What you will do:
Output each line exactly as it appears, skipping any embedded picture.

Excerpted records:
━━━━━━━━━━━━━━━━━━━━━━━━━━━━━━

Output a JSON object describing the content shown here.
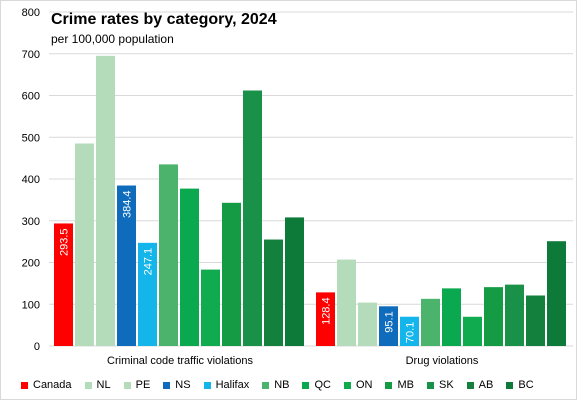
{
  "chart_data": {
    "type": "bar",
    "title": "Crime rates by category, 2024",
    "subtitle": "per 100,000 population",
    "categories": [
      "Criminal code traffic violations",
      "Drug violations"
    ],
    "ylim": [
      0,
      800
    ],
    "yticks": [
      0,
      100,
      200,
      300,
      400,
      500,
      600,
      700,
      800
    ],
    "grid": true,
    "legend_position": "bottom",
    "series": [
      {
        "name": "Canada",
        "color": "#ff0000",
        "values": [
          293.5,
          128.4
        ],
        "labels": [
          "293.5",
          "128.4"
        ]
      },
      {
        "name": "NL",
        "color": "#b4dcbb",
        "values": [
          485,
          207
        ],
        "labels": [
          "",
          ""
        ]
      },
      {
        "name": "PE",
        "color": "#b4dcbb",
        "values": [
          695,
          104
        ],
        "labels": [
          "",
          ""
        ]
      },
      {
        "name": "NS",
        "color": "#0f6cbd",
        "values": [
          384.4,
          95.1
        ],
        "labels": [
          "384.4",
          "95.1"
        ]
      },
      {
        "name": "Halifax",
        "color": "#13b5ea",
        "values": [
          247.1,
          70.1
        ],
        "labels": [
          "247.1",
          "70.1"
        ]
      },
      {
        "name": "NB",
        "color": "#4bb36b",
        "values": [
          435,
          113
        ],
        "labels": [
          "",
          ""
        ]
      },
      {
        "name": "QC",
        "color": "#0aa84f",
        "values": [
          377,
          138
        ],
        "labels": [
          "",
          ""
        ]
      },
      {
        "name": "ON",
        "color": "#10ab4e",
        "values": [
          183,
          70
        ],
        "labels": [
          "",
          ""
        ]
      },
      {
        "name": "MB",
        "color": "#169b45",
        "values": [
          343,
          141
        ],
        "labels": [
          "",
          ""
        ]
      },
      {
        "name": "SK",
        "color": "#1a9148",
        "values": [
          612,
          147
        ],
        "labels": [
          "",
          ""
        ]
      },
      {
        "name": "AB",
        "color": "#14803e",
        "values": [
          255,
          121
        ],
        "labels": [
          "",
          ""
        ]
      },
      {
        "name": "BC",
        "color": "#0d7a3a",
        "values": [
          308,
          251
        ],
        "labels": [
          "",
          ""
        ]
      }
    ]
  }
}
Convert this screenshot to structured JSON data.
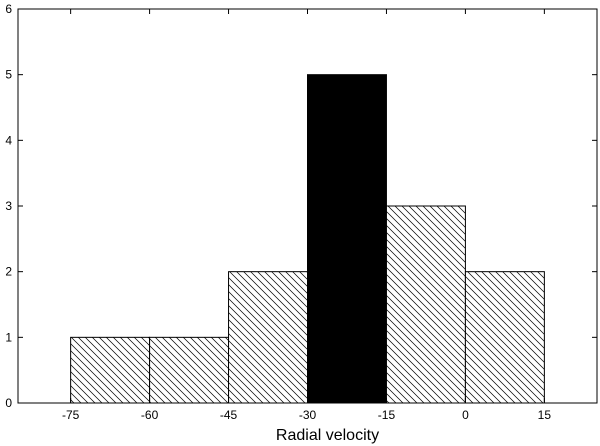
{
  "chart_data": {
    "type": "bar",
    "title": "",
    "xlabel": "Radial velocity",
    "ylabel": "",
    "xlim": [
      -85,
      25
    ],
    "ylim": [
      0,
      6
    ],
    "xticks": [
      -75,
      -60,
      -45,
      -30,
      -15,
      0,
      15
    ],
    "yticks": [
      0,
      1,
      2,
      3,
      4,
      5,
      6
    ],
    "grid": false,
    "bins": [
      {
        "x0": -75,
        "x1": -60,
        "count": 1,
        "fill": "hatch"
      },
      {
        "x0": -60,
        "x1": -45,
        "count": 1,
        "fill": "hatch"
      },
      {
        "x0": -45,
        "x1": -30,
        "count": 2,
        "fill": "hatch"
      },
      {
        "x0": -30,
        "x1": -15,
        "count": 5,
        "fill": "solid"
      },
      {
        "x0": -15,
        "x1": 0,
        "count": 3,
        "fill": "hatch"
      },
      {
        "x0": 0,
        "x1": 15,
        "count": 2,
        "fill": "hatch"
      }
    ],
    "colors": {
      "solid": "#000000",
      "hatch_line": "#000000",
      "background": "#ffffff"
    }
  }
}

━━━━━━━━━━━━━━━━━━━━━━━━━━━━━━

Response for this exercise:
Output a JSON object describing the content shown here.
{
  "chart_data": {
    "type": "bar",
    "title": "Crime rates by category, 2024",
    "subtitle": "per 100,000 population",
    "categories": [
      "Criminal code traffic violations",
      "Drug violations"
    ],
    "ylim": [
      0,
      800
    ],
    "yticks": [
      0,
      100,
      200,
      300,
      400,
      500,
      600,
      700,
      800
    ],
    "grid": true,
    "legend_position": "bottom",
    "series": [
      {
        "name": "Canada",
        "color": "#ff0000",
        "values": [
          293.5,
          128.4
        ],
        "labels": [
          "293.5",
          "128.4"
        ]
      },
      {
        "name": "NL",
        "color": "#b4dcbb",
        "values": [
          485,
          207
        ],
        "labels": [
          "",
          ""
        ]
      },
      {
        "name": "PE",
        "color": "#b4dcbb",
        "values": [
          695,
          104
        ],
        "labels": [
          "",
          ""
        ]
      },
      {
        "name": "NS",
        "color": "#0f6cbd",
        "values": [
          384.4,
          95.1
        ],
        "labels": [
          "384.4",
          "95.1"
        ]
      },
      {
        "name": "Halifax",
        "color": "#13b5ea",
        "values": [
          247.1,
          70.1
        ],
        "labels": [
          "247.1",
          "70.1"
        ]
      },
      {
        "name": "NB",
        "color": "#4bb36b",
        "values": [
          435,
          113
        ],
        "labels": [
          "",
          ""
        ]
      },
      {
        "name": "QC",
        "color": "#0aa84f",
        "values": [
          377,
          138
        ],
        "labels": [
          "",
          ""
        ]
      },
      {
        "name": "ON",
        "color": "#10ab4e",
        "values": [
          183,
          70
        ],
        "labels": [
          "",
          ""
        ]
      },
      {
        "name": "MB",
        "color": "#169b45",
        "values": [
          343,
          141
        ],
        "labels": [
          "",
          ""
        ]
      },
      {
        "name": "SK",
        "color": "#1a9148",
        "values": [
          612,
          147
        ],
        "labels": [
          "",
          ""
        ]
      },
      {
        "name": "AB",
        "color": "#14803e",
        "values": [
          255,
          121
        ],
        "labels": [
          "",
          ""
        ]
      },
      {
        "name": "BC",
        "color": "#0d7a3a",
        "values": [
          308,
          251
        ],
        "labels": [
          "",
          ""
        ]
      }
    ]
  }
}
Convert this screenshot to structured JSON data.
{
  "chart_data": {
    "type": "bar",
    "title": "",
    "xlabel": "Radial velocity",
    "ylabel": "",
    "xlim": [
      -85,
      25
    ],
    "ylim": [
      0,
      6
    ],
    "xticks": [
      -75,
      -60,
      -45,
      -30,
      -15,
      0,
      15
    ],
    "yticks": [
      0,
      1,
      2,
      3,
      4,
      5,
      6
    ],
    "grid": false,
    "bins": [
      {
        "x0": -75,
        "x1": -60,
        "count": 1,
        "fill": "hatch"
      },
      {
        "x0": -60,
        "x1": -45,
        "count": 1,
        "fill": "hatch"
      },
      {
        "x0": -45,
        "x1": -30,
        "count": 2,
        "fill": "hatch"
      },
      {
        "x0": -30,
        "x1": -15,
        "count": 5,
        "fill": "solid"
      },
      {
        "x0": -15,
        "x1": 0,
        "count": 3,
        "fill": "hatch"
      },
      {
        "x0": 0,
        "x1": 15,
        "count": 2,
        "fill": "hatch"
      }
    ],
    "colors": {
      "solid": "#000000",
      "hatch_line": "#000000",
      "background": "#ffffff"
    }
  }
}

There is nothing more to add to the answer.